WHAT THIS TASK INVOLVES:
In the data below, find each line containing the string "username" and return it.

EXTRACTED DATA:
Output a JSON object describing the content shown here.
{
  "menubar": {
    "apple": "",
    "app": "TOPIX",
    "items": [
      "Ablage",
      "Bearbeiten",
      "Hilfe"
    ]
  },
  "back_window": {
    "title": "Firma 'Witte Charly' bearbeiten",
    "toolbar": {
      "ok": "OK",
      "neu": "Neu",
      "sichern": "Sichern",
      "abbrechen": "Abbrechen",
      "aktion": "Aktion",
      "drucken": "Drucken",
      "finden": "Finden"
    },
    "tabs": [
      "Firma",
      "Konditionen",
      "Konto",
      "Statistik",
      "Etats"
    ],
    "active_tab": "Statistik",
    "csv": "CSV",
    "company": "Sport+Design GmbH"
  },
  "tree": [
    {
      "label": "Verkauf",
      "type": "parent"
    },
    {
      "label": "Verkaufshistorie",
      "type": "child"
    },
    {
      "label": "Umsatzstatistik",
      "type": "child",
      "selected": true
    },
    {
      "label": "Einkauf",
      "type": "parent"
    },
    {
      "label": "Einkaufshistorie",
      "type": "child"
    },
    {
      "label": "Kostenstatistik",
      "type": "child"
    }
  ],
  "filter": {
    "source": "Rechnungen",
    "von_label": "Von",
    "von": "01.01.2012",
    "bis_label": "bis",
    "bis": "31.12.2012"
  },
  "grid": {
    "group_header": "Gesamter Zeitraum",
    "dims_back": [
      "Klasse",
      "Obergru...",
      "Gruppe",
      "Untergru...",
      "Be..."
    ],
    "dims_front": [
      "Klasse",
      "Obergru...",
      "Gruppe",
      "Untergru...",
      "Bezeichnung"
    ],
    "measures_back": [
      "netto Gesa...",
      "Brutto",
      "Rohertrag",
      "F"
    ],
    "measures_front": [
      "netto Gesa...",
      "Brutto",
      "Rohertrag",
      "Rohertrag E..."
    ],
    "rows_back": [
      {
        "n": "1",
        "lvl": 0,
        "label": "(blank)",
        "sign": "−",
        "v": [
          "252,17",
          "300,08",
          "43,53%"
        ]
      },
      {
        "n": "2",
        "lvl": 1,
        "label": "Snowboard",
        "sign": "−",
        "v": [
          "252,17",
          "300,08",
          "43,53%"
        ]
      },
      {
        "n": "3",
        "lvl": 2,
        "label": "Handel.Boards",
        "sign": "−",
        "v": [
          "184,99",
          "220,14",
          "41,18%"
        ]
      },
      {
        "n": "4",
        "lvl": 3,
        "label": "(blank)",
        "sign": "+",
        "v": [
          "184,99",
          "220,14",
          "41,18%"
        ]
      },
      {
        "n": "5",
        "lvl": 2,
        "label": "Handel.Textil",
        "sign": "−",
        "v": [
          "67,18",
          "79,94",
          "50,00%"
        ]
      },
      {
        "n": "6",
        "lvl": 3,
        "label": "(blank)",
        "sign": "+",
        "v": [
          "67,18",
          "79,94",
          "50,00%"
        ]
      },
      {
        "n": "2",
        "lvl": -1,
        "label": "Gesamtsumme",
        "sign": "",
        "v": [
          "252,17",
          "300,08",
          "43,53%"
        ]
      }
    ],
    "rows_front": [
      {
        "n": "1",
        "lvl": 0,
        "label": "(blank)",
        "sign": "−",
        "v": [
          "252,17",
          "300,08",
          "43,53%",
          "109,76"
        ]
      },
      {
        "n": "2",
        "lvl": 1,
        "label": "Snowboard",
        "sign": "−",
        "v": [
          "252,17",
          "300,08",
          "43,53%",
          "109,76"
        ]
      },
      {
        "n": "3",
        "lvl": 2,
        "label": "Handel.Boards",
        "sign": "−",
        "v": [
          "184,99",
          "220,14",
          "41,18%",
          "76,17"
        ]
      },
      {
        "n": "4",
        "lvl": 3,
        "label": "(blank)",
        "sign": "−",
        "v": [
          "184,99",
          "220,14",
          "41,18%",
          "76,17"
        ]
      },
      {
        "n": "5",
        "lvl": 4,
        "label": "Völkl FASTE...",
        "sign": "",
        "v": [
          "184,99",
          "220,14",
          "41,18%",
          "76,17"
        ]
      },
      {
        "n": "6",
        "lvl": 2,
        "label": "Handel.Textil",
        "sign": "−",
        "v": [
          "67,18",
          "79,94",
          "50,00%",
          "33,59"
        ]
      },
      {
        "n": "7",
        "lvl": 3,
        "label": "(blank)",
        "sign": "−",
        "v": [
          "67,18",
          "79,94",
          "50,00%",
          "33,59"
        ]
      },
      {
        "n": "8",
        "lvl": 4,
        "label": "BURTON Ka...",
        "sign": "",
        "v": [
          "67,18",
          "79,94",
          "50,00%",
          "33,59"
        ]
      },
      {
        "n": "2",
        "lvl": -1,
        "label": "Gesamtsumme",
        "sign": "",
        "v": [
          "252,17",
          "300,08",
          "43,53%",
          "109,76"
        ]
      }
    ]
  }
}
...
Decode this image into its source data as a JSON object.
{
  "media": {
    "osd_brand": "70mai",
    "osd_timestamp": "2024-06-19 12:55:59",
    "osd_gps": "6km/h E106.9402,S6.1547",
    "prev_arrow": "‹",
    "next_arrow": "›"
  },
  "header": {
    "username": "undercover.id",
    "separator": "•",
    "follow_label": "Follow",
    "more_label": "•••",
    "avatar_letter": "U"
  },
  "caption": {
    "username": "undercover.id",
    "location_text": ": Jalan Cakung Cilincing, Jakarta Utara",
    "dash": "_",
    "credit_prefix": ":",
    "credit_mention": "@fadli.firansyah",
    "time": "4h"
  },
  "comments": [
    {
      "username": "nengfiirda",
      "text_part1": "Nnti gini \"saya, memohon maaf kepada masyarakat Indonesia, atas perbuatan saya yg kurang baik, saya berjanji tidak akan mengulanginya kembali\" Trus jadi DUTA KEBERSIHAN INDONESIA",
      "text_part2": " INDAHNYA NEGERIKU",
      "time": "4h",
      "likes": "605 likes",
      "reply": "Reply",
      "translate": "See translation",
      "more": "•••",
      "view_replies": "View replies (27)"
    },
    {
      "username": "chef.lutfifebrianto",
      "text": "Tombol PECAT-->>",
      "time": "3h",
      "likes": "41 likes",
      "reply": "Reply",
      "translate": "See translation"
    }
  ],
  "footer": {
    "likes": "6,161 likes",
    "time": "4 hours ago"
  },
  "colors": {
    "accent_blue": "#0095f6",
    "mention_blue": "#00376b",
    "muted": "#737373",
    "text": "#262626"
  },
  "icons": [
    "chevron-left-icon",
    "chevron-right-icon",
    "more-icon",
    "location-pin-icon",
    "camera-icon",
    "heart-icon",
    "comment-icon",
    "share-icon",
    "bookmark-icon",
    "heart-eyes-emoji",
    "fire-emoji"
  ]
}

THE REPLY:
    "username": "undercover.id",
    "username": "undercover.id",
      "username": "nengfiirda",
      "username": "chef.lutfifebrianto",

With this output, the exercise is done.